Gather each line of the records where "frac" appears.

-- Start of THE DATA --

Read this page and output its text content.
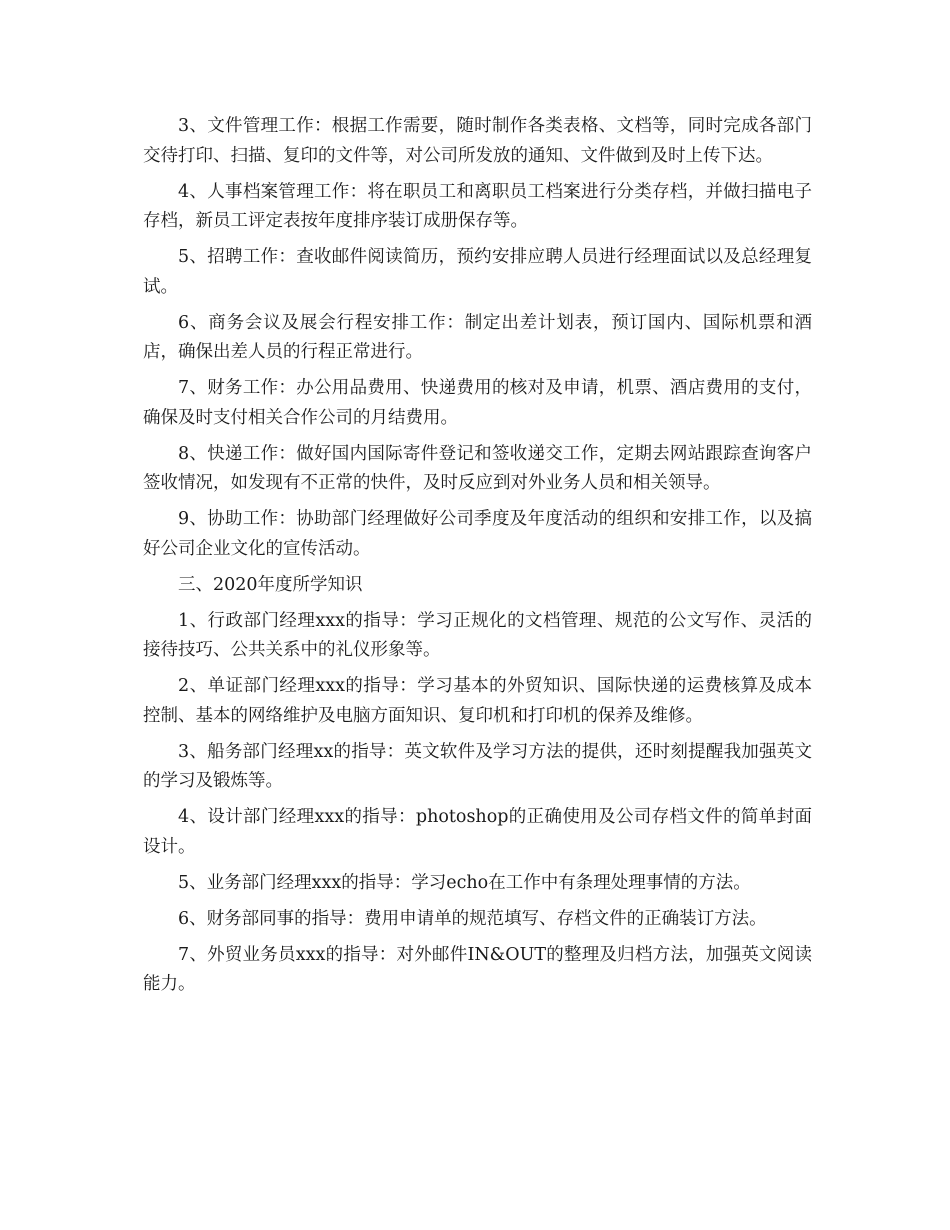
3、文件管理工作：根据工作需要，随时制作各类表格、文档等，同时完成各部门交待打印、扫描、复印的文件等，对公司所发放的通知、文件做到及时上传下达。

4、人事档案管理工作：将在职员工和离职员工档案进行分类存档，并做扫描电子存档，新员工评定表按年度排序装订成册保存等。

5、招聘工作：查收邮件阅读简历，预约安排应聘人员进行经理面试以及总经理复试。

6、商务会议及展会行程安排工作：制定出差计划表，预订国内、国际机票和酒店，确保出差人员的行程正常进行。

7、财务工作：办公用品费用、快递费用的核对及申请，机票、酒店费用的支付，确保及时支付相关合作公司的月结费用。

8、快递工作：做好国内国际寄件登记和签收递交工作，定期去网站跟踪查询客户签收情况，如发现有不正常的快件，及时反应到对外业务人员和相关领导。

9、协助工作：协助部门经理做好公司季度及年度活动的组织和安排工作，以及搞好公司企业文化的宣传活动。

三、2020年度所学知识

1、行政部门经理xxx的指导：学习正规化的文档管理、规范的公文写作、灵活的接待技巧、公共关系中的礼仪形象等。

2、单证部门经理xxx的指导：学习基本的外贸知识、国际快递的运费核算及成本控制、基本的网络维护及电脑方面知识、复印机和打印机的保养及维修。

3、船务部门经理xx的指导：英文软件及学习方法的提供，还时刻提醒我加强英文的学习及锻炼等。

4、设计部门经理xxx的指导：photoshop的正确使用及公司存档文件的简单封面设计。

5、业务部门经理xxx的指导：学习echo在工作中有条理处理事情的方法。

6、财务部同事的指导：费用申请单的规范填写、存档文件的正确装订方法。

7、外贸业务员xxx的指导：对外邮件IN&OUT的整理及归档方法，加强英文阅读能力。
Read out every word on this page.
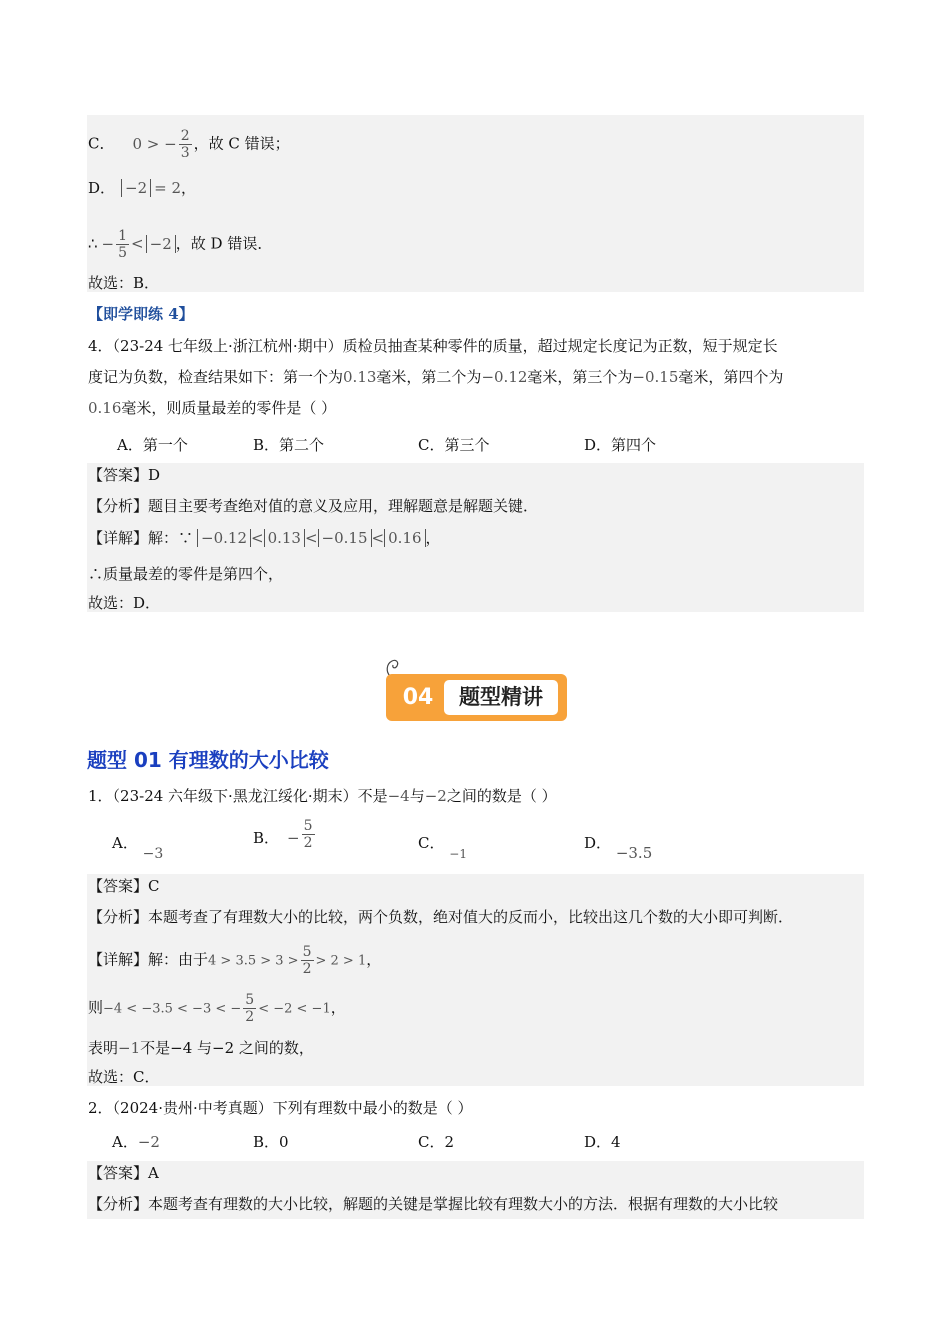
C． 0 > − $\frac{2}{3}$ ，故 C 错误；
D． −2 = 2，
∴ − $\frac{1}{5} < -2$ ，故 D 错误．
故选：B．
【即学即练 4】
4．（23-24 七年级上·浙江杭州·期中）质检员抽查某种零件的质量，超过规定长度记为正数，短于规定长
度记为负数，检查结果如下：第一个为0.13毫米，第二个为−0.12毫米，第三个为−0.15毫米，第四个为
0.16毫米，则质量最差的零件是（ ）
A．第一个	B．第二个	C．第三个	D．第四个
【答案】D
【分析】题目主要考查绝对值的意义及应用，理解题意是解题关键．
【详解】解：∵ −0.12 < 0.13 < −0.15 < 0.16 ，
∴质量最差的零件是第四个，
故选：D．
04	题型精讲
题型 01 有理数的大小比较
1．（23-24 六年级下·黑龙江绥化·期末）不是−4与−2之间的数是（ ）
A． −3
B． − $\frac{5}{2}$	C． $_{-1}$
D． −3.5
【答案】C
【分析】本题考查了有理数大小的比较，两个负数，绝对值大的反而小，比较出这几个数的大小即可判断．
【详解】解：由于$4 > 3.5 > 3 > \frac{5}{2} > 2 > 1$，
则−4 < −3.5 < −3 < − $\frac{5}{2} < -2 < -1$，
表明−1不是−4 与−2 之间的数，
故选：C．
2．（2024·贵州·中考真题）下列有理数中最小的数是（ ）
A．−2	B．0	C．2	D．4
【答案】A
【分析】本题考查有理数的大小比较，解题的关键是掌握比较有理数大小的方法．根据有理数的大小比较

-- End of THE DATA --

◆ OUTPUT FOR THIS TASK ◆
C． 0 > − $\frac{2}{3}$ ，故 C 错误；
∴ − $\frac{1}{5} < -2$ ，故 D 错误．
B． − $\frac{5}{2}$	C． $_{-1}$
【详解】解：由于$4 > 3.5 > 3 > \frac{5}{2} > 2 > 1$，
则−4 < −3.5 < −3 < − $\frac{5}{2} < -2 < -1$，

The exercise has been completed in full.